Short problem
Below is a set of records; restate each one word for word.
### Exercise materials
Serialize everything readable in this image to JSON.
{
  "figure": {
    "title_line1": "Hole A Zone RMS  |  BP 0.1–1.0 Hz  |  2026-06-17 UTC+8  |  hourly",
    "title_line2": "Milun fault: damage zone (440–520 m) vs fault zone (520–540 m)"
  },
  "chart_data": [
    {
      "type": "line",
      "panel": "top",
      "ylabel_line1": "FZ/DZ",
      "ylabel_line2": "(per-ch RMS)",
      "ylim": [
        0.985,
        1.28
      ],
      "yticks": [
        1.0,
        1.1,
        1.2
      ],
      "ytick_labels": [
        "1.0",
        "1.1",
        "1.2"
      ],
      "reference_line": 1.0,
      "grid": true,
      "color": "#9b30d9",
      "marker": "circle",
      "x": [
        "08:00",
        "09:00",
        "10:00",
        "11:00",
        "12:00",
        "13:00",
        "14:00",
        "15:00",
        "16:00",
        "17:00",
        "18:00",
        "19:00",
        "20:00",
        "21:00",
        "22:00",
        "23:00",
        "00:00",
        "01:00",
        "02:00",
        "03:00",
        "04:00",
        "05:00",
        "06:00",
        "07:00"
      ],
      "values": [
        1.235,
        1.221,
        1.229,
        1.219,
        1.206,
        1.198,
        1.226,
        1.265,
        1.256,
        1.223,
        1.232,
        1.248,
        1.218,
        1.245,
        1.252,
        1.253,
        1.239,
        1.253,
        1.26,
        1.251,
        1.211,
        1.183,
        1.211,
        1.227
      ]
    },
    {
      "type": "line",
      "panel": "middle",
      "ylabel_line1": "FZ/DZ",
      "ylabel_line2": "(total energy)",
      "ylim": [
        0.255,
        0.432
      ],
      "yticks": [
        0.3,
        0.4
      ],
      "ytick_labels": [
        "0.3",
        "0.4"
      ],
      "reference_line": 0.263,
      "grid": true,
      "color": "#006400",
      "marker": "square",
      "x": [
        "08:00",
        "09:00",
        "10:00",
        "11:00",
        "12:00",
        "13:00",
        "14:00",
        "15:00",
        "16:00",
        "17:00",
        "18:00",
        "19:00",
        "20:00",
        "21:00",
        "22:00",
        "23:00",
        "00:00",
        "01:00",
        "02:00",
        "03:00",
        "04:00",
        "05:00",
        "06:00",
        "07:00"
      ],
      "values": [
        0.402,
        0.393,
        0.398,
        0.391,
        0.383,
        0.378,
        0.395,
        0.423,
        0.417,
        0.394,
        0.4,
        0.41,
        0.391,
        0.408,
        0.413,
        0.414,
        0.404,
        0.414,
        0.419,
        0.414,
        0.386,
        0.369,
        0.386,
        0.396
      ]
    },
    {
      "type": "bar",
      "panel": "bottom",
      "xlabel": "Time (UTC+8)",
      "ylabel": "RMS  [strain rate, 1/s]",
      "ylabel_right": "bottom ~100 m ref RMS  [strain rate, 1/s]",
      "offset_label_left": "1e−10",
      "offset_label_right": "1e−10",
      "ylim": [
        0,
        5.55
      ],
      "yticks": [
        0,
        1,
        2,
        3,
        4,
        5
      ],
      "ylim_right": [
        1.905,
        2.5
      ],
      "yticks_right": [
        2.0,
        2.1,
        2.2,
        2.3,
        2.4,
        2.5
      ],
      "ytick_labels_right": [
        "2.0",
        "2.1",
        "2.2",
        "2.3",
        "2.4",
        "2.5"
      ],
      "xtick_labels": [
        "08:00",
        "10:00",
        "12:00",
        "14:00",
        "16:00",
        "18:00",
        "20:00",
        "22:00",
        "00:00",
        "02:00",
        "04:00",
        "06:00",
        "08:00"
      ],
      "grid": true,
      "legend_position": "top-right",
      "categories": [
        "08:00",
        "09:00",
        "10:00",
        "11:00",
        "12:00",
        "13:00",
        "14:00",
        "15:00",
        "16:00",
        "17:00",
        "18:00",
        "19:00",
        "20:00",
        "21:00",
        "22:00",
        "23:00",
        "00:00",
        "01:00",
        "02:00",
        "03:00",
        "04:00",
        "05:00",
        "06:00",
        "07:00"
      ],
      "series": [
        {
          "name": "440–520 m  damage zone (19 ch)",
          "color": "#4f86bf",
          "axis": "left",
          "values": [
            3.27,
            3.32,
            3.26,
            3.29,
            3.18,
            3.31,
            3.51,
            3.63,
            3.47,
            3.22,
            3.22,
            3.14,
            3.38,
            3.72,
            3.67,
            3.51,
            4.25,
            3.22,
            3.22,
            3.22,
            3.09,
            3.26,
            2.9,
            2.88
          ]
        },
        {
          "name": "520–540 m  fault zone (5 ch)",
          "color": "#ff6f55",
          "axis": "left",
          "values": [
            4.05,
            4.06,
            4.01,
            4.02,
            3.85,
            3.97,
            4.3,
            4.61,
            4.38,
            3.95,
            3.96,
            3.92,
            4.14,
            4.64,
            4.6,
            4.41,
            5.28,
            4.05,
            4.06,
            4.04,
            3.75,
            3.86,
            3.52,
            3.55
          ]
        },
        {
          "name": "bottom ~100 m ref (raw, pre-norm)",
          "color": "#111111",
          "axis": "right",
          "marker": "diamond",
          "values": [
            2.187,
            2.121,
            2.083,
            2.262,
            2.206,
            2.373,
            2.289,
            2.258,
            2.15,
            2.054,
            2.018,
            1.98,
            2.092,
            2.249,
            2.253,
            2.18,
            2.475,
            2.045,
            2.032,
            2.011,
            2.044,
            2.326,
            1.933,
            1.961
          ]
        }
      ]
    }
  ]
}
######
Expected output
Serialize everything readable in this image to JSON.
{
  "figure": {
    "title_line1": "Hole A Zone RMS  |  BP 0.1–1.0 Hz  |  2026-06-17 UTC+8  |  hourly",
    "title_line2": "Milun fault: damage zone (440–520 m) vs fault zone (520–540 m)"
  },
  "chart_data": [
    {
      "type": "line",
      "panel": "top",
      "ylabel_line1": "FZ/DZ",
      "ylabel_line2": "(per-ch RMS)",
      "ylim": [
        0.985,
        1.28
      ],
      "yticks": [
        1.0,
        1.1,
        1.2
      ],
      "ytick_labels": [
        "1.0",
        "1.1",
        "1.2"
      ],
      "reference_line": 1.0,
      "grid": true,
      "color": "#9b30d9",
      "marker": "circle",
      "x": [
        "08:00",
        "09:00",
        "10:00",
        "11:00",
        "12:00",
        "13:00",
        "14:00",
        "15:00",
        "16:00",
        "17:00",
        "18:00",
        "19:00",
        "20:00",
        "21:00",
        "22:00",
        "23:00",
        "00:00",
        "01:00",
        "02:00",
        "03:00",
        "04:00",
        "05:00",
        "06:00",
        "07:00"
      ],
      "values": [
        1.235,
        1.221,
        1.229,
        1.219,
        1.206,
        1.198,
        1.226,
        1.265,
        1.256,
        1.223,
        1.232,
        1.248,
        1.218,
        1.245,
        1.252,
        1.253,
        1.239,
        1.253,
        1.26,
        1.251,
        1.211,
        1.183,
        1.211,
        1.227
      ]
    },
    {
      "type": "line",
      "panel": "middle",
      "ylabel_line1": "FZ/DZ",
      "ylabel_line2": "(total energy)",
      "ylim": [
        0.255,
        0.432
      ],
      "yticks": [
        0.3,
        0.4
      ],
      "ytick_labels": [
        "0.3",
        "0.4"
      ],
      "reference_line": 0.263,
      "grid": true,
      "color": "#006400",
      "marker": "square",
      "x": [
        "08:00",
        "09:00",
        "10:00",
        "11:00",
        "12:00",
        "13:00",
        "14:00",
        "15:00",
        "16:00",
        "17:00",
        "18:00",
        "19:00",
        "20:00",
        "21:00",
        "22:00",
        "23:00",
        "00:00",
        "01:00",
        "02:00",
        "03:00",
        "04:00",
        "05:00",
        "06:00",
        "07:00"
      ],
      "values": [
        0.402,
        0.393,
        0.398,
        0.391,
        0.383,
        0.378,
        0.395,
        0.423,
        0.417,
        0.394,
        0.4,
        0.41,
        0.391,
        0.408,
        0.413,
        0.414,
        0.404,
        0.414,
        0.419,
        0.414,
        0.386,
        0.369,
        0.386,
        0.396
      ]
    },
    {
      "type": "bar",
      "panel": "bottom",
      "xlabel": "Time (UTC+8)",
      "ylabel": "RMS  [strain rate, 1/s]",
      "ylabel_right": "bottom ~100 m ref RMS  [strain rate, 1/s]",
      "offset_label_left": "1e−10",
      "offset_label_right": "1e−10",
      "ylim": [
        0,
        5.55
      ],
      "yticks": [
        0,
        1,
        2,
        3,
        4,
        5
      ],
      "ylim_right": [
        1.905,
        2.5
      ],
      "yticks_right": [
        2.0,
        2.1,
        2.2,
        2.3,
        2.4,
        2.5
      ],
      "ytick_labels_right": [
        "2.0",
        "2.1",
        "2.2",
        "2.3",
        "2.4",
        "2.5"
      ],
      "xtick_labels": [
        "08:00",
        "10:00",
        "12:00",
        "14:00",
        "16:00",
        "18:00",
        "20:00",
        "22:00",
        "00:00",
        "02:00",
        "04:00",
        "06:00",
        "08:00"
      ],
      "grid": true,
      "legend_position": "top-right",
      "categories": [
        "08:00",
        "09:00",
        "10:00",
        "11:00",
        "12:00",
        "13:00",
        "14:00",
        "15:00",
        "16:00",
        "17:00",
        "18:00",
        "19:00",
        "20:00",
        "21:00",
        "22:00",
        "23:00",
        "00:00",
        "01:00",
        "02:00",
        "03:00",
        "04:00",
        "05:00",
        "06:00",
        "07:00"
      ],
      "series": [
        {
          "name": "440–520 m  damage zone (19 ch)",
          "color": "#4f86bf",
          "axis": "left",
          "values": [
            3.27,
            3.32,
            3.26,
            3.29,
            3.18,
            3.31,
            3.51,
            3.63,
            3.47,
            3.22,
            3.22,
            3.14,
            3.38,
            3.72,
            3.67,
            3.51,
            4.25,
            3.22,
            3.22,
            3.22,
            3.09,
            3.26,
            2.9,
            2.88
          ]
        },
        {
          "name": "520–540 m  fault zone (5 ch)",
          "color": "#ff6f55",
          "axis": "left",
          "values": [
            4.05,
            4.06,
            4.01,
            4.02,
            3.85,
            3.97,
            4.3,
            4.61,
            4.38,
            3.95,
            3.96,
            3.92,
            4.14,
            4.64,
            4.6,
            4.41,
            5.28,
            4.05,
            4.06,
            4.04,
            3.75,
            3.86,
            3.52,
            3.55
          ]
        },
        {
          "name": "bottom ~100 m ref (raw, pre-norm)",
          "color": "#111111",
          "axis": "right",
          "marker": "diamond",
          "values": [
            2.187,
            2.121,
            2.083,
            2.262,
            2.206,
            2.373,
            2.289,
            2.258,
            2.15,
            2.054,
            2.018,
            1.98,
            2.092,
            2.249,
            2.253,
            2.18,
            2.475,
            2.045,
            2.032,
            2.011,
            2.044,
            2.326,
            1.933,
            1.961
          ]
        }
      ]
    }
  ]
}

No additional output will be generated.